→ **Supplied material**:
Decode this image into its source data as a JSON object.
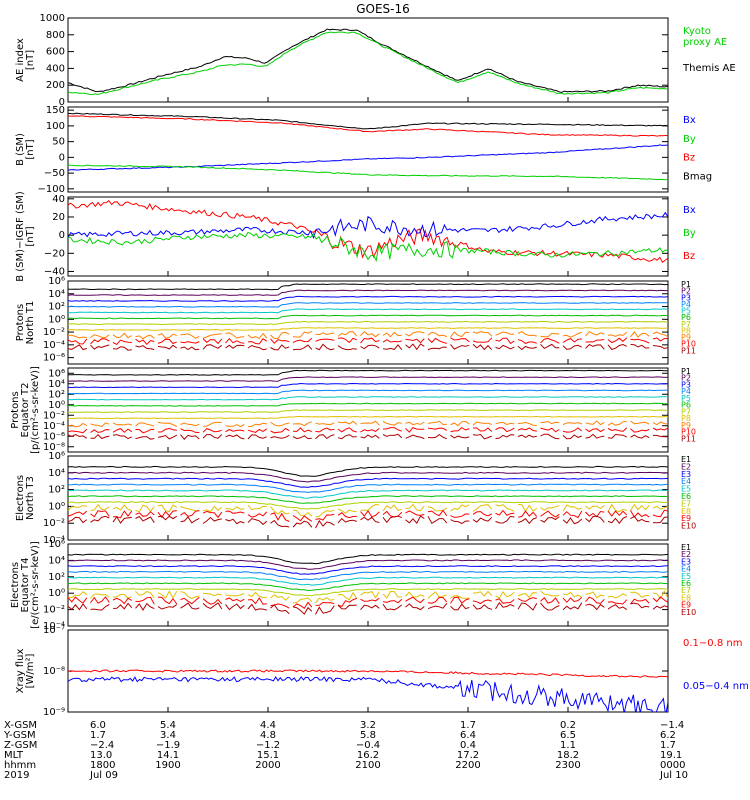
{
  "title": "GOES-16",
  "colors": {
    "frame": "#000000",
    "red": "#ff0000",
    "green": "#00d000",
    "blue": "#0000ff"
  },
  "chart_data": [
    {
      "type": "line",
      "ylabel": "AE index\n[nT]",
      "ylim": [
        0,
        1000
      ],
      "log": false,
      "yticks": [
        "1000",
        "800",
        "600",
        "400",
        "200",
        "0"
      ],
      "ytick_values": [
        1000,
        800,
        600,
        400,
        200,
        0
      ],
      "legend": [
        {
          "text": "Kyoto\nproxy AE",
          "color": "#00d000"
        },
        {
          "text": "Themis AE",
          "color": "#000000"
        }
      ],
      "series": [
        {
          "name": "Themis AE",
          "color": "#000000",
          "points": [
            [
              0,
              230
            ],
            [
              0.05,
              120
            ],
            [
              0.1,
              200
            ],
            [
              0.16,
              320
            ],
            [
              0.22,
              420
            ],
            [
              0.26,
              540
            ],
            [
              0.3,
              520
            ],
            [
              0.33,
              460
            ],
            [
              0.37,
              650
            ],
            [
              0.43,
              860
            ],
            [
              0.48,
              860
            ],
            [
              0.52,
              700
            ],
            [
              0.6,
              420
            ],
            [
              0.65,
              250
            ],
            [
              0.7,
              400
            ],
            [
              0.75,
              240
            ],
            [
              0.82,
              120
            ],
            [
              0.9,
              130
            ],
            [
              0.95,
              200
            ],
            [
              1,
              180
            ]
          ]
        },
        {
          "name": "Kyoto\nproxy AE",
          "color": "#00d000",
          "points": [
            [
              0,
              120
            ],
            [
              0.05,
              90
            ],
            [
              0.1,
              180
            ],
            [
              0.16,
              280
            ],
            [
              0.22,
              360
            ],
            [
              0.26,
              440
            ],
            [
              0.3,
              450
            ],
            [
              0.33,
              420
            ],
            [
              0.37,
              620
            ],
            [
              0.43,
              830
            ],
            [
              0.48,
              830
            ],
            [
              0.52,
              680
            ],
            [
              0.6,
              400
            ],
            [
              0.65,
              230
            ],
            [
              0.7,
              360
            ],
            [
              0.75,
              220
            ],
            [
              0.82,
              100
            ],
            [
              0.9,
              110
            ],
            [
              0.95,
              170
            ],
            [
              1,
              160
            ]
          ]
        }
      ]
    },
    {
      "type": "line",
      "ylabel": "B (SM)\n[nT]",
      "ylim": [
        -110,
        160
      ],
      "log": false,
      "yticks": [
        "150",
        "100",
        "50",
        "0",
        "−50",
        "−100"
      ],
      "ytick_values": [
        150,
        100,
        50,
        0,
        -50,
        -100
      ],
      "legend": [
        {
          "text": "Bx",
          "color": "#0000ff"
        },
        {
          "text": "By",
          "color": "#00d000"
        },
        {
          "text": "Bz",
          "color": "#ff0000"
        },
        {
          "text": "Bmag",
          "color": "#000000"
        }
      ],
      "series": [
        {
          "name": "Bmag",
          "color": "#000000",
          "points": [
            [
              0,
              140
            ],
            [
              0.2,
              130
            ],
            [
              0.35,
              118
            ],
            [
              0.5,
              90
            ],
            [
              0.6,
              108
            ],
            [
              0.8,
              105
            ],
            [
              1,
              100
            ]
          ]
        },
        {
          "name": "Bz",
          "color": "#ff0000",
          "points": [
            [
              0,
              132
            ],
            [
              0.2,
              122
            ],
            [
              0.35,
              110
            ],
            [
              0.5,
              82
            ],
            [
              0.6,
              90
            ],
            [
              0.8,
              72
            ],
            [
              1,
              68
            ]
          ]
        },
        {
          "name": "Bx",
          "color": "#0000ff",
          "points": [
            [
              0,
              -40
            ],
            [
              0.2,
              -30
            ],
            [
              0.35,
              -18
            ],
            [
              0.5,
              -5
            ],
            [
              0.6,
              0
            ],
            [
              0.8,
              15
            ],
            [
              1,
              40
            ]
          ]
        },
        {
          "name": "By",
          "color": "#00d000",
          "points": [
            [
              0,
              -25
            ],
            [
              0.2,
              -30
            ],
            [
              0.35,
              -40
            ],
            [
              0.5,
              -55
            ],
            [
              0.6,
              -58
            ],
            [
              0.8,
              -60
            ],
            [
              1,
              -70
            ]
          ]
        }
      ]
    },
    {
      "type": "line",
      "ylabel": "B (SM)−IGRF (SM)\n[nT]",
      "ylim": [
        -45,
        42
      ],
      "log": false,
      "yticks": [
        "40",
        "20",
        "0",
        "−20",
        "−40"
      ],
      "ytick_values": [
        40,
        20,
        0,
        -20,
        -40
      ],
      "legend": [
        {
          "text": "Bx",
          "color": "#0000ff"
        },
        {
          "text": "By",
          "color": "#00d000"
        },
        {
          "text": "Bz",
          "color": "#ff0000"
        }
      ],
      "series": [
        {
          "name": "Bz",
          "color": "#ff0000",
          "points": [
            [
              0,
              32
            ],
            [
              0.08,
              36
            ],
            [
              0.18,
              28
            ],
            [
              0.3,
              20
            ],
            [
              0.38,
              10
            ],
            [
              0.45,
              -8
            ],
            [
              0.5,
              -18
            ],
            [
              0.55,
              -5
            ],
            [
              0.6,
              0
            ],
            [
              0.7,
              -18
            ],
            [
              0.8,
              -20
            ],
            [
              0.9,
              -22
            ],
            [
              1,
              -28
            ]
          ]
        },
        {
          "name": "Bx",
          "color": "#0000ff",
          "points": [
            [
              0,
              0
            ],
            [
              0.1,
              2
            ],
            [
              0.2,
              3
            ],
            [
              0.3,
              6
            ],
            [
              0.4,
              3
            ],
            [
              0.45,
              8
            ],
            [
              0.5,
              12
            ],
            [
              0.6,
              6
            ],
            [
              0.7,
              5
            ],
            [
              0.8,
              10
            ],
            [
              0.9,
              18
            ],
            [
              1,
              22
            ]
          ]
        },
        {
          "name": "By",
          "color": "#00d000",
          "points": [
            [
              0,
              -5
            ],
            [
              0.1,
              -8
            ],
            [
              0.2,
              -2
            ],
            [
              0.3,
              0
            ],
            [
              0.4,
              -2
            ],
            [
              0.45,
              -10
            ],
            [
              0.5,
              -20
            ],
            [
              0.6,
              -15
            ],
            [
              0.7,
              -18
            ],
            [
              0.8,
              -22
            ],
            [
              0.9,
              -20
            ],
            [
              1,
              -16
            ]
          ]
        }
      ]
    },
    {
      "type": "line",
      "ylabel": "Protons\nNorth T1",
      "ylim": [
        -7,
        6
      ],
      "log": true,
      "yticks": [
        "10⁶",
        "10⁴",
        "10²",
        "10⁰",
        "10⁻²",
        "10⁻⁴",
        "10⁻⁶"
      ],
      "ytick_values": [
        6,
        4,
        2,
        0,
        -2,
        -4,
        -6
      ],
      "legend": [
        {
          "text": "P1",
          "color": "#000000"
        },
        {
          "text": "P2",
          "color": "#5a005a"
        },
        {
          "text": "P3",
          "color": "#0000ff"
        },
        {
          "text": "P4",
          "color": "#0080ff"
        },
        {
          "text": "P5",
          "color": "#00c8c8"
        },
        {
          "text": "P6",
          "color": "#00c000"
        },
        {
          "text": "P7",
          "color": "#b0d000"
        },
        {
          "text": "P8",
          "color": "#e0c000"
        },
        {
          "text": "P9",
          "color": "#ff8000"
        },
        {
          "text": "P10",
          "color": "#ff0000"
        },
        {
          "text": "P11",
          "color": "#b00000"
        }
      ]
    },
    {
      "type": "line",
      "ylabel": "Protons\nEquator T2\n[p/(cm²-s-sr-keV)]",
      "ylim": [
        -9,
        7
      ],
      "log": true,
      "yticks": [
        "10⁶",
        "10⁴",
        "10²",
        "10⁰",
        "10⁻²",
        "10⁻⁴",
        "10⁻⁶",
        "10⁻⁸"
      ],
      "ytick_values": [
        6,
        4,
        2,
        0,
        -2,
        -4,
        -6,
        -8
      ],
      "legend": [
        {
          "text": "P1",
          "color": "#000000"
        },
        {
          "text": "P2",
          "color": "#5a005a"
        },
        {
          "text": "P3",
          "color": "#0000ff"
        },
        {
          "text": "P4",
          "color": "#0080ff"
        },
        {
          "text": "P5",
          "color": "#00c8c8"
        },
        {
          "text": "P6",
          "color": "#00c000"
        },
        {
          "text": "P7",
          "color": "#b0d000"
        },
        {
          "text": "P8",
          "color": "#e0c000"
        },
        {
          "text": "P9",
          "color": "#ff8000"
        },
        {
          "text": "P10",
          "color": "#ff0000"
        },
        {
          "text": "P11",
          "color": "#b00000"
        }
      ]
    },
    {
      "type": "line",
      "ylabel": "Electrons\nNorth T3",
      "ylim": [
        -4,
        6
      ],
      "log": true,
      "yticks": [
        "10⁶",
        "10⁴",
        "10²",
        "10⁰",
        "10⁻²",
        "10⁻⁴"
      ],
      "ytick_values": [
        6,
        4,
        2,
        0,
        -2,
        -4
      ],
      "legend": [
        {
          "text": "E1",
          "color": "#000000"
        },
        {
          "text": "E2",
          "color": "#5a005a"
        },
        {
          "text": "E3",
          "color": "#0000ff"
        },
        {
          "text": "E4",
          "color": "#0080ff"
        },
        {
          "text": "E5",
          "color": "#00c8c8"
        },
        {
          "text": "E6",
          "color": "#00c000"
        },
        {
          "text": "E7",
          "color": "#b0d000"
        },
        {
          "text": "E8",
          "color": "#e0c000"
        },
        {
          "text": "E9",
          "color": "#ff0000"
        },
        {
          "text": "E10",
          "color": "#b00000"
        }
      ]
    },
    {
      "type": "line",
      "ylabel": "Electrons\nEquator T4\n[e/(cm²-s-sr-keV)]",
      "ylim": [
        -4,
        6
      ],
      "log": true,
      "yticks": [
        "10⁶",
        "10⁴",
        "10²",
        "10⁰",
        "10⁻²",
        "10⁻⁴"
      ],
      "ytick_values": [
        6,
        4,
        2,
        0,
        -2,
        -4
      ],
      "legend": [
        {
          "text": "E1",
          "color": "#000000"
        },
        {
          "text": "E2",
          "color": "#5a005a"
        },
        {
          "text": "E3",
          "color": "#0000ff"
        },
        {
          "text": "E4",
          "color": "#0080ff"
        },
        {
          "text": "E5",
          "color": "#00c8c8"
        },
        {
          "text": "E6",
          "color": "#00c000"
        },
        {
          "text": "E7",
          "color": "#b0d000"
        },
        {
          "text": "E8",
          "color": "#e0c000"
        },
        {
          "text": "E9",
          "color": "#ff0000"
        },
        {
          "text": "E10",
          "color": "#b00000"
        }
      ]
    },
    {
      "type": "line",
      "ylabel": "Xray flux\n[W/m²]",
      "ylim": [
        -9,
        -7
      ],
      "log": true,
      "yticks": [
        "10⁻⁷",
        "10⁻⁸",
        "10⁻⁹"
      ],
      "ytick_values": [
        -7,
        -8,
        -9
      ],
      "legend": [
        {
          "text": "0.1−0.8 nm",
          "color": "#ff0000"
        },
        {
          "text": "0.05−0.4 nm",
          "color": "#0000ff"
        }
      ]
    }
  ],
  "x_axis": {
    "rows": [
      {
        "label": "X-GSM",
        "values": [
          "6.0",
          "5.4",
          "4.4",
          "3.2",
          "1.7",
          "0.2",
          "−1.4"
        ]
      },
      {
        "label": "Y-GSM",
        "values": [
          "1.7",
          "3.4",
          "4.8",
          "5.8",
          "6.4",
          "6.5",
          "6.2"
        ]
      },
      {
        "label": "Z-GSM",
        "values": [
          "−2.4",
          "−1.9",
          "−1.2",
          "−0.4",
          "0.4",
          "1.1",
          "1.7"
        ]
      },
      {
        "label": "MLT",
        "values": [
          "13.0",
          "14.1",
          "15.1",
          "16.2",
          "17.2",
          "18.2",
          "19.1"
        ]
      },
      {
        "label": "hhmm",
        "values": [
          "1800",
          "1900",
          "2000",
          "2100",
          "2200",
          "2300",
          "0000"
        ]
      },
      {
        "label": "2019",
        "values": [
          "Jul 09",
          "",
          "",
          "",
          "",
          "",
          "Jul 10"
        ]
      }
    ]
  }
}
* * *
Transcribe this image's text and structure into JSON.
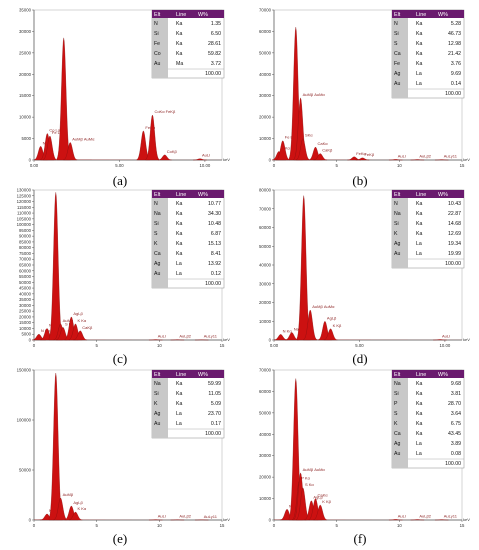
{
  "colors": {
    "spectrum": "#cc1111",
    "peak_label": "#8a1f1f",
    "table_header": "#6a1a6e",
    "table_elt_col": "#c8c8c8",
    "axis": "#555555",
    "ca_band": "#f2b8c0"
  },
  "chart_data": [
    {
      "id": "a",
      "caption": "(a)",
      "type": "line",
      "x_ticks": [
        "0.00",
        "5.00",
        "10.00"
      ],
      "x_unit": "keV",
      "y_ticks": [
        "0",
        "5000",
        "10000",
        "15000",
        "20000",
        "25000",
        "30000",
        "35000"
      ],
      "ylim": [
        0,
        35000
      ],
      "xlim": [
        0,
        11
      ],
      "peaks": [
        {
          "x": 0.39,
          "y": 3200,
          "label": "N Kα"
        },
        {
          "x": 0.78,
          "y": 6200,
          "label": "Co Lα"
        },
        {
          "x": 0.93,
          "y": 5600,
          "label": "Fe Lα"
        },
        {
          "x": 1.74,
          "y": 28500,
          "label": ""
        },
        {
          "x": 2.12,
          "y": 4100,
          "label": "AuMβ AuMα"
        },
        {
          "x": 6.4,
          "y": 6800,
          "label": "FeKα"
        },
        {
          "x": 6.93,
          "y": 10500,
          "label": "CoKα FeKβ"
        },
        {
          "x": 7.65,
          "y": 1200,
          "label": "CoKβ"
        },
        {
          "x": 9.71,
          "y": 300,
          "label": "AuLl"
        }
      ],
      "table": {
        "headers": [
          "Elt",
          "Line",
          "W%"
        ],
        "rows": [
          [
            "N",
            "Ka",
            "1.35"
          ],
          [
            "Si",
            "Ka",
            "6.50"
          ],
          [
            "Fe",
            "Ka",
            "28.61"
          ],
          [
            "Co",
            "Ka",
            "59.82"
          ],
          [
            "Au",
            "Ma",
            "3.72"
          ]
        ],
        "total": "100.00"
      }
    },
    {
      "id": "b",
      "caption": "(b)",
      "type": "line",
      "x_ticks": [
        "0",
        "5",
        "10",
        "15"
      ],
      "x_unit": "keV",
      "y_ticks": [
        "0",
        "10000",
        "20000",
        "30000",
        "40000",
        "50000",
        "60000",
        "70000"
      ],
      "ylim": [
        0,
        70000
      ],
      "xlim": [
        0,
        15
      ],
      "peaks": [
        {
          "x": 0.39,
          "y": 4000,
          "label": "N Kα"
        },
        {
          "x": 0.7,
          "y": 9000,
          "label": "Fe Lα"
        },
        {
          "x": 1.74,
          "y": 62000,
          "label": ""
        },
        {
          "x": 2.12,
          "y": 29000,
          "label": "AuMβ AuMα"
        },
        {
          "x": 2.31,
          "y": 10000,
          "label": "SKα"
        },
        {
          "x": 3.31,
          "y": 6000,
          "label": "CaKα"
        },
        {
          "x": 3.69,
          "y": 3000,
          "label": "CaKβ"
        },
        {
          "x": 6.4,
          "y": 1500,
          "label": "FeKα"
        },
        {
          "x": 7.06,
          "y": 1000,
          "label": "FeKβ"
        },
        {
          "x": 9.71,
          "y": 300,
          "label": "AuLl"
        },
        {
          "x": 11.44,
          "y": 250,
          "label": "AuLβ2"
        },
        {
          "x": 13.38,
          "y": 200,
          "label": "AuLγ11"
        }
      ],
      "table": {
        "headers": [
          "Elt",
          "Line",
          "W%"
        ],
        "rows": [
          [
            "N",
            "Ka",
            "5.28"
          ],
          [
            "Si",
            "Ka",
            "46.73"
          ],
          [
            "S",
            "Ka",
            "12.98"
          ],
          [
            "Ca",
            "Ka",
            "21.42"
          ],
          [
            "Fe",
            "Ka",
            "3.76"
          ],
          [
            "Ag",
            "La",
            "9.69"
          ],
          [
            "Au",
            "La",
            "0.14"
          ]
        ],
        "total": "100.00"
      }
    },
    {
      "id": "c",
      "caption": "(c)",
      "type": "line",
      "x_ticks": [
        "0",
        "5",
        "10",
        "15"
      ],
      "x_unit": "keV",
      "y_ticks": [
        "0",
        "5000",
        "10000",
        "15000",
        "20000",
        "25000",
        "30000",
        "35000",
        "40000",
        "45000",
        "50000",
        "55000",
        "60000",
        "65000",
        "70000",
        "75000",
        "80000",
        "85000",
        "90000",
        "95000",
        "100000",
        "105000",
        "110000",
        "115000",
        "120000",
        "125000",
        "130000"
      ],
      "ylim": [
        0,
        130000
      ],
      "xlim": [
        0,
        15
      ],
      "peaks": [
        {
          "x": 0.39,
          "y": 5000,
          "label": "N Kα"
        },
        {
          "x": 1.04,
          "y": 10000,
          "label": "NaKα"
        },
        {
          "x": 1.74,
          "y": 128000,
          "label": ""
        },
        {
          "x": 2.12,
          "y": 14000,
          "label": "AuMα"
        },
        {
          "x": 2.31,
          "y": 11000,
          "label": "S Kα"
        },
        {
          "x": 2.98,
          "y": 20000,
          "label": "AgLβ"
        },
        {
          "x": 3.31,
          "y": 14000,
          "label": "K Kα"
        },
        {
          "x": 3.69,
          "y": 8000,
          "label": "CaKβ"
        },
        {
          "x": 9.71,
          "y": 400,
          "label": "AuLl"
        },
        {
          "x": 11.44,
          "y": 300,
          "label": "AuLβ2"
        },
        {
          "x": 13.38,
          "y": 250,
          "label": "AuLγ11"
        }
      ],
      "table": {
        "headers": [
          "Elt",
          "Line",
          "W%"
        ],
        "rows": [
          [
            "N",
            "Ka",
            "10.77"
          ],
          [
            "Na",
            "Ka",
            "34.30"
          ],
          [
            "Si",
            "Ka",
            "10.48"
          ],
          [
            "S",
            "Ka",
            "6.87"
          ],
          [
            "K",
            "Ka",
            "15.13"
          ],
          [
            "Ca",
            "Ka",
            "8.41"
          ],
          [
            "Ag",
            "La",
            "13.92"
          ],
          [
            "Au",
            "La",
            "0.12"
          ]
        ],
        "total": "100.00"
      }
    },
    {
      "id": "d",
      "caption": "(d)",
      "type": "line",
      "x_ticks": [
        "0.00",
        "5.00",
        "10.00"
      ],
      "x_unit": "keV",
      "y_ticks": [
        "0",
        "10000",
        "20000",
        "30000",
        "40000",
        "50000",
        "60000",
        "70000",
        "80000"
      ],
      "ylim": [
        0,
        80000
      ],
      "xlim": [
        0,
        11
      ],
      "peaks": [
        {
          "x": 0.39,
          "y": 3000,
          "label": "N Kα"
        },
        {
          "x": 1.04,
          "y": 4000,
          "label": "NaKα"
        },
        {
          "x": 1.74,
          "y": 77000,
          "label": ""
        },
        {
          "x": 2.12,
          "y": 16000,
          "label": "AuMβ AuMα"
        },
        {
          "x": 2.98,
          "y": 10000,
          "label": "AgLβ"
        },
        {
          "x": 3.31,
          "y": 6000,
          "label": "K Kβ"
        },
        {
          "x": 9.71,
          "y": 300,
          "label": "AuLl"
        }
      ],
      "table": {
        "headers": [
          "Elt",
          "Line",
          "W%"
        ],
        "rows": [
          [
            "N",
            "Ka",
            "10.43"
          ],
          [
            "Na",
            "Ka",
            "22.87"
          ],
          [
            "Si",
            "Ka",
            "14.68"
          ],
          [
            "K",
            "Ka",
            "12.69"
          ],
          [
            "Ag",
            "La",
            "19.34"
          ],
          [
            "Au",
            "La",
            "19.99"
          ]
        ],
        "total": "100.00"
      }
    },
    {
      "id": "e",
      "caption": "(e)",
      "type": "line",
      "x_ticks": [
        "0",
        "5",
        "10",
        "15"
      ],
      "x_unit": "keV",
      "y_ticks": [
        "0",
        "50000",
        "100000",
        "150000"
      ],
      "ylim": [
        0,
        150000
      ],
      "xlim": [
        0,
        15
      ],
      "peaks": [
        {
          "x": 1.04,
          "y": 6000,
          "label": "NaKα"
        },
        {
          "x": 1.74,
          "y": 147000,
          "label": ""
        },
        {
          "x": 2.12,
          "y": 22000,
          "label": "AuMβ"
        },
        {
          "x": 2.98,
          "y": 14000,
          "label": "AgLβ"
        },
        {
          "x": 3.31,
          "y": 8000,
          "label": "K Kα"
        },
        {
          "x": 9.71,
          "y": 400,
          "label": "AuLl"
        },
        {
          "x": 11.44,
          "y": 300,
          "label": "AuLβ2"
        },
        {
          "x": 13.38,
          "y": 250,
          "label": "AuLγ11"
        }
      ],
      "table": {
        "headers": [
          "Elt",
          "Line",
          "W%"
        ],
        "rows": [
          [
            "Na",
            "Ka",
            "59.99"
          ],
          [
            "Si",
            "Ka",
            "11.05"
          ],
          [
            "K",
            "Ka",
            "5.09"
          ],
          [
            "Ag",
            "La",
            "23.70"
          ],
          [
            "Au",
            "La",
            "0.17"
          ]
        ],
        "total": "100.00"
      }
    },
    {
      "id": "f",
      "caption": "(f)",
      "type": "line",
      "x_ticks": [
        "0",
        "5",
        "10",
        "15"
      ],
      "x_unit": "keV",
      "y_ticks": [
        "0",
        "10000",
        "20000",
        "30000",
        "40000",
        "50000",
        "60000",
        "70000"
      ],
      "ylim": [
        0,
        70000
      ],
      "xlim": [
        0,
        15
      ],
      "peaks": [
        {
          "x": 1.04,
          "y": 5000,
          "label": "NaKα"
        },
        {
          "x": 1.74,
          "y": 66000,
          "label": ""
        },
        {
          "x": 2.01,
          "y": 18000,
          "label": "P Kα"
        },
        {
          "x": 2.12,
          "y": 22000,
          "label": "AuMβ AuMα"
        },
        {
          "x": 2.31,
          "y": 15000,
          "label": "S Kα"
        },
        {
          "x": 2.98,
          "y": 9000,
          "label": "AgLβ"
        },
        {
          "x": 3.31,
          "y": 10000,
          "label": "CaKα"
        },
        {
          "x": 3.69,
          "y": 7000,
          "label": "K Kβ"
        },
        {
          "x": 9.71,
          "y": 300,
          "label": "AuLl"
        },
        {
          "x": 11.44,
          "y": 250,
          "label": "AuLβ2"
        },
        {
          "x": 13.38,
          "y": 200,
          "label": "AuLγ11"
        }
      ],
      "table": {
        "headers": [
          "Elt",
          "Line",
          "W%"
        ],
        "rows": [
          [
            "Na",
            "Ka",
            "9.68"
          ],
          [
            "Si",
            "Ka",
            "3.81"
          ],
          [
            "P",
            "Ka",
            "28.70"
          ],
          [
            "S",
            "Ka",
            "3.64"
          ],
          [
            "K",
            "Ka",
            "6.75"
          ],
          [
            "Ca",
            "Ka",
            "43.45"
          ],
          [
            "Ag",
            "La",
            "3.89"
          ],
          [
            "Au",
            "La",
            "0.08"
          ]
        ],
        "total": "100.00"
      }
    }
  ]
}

→ **Task requirements**:
From the entries above, copy out every line where the string "image" appears.

→ **Answer for the task**:
Decode this image into its source data as a JSON object.
Transcribe this image's text and structure into JSON.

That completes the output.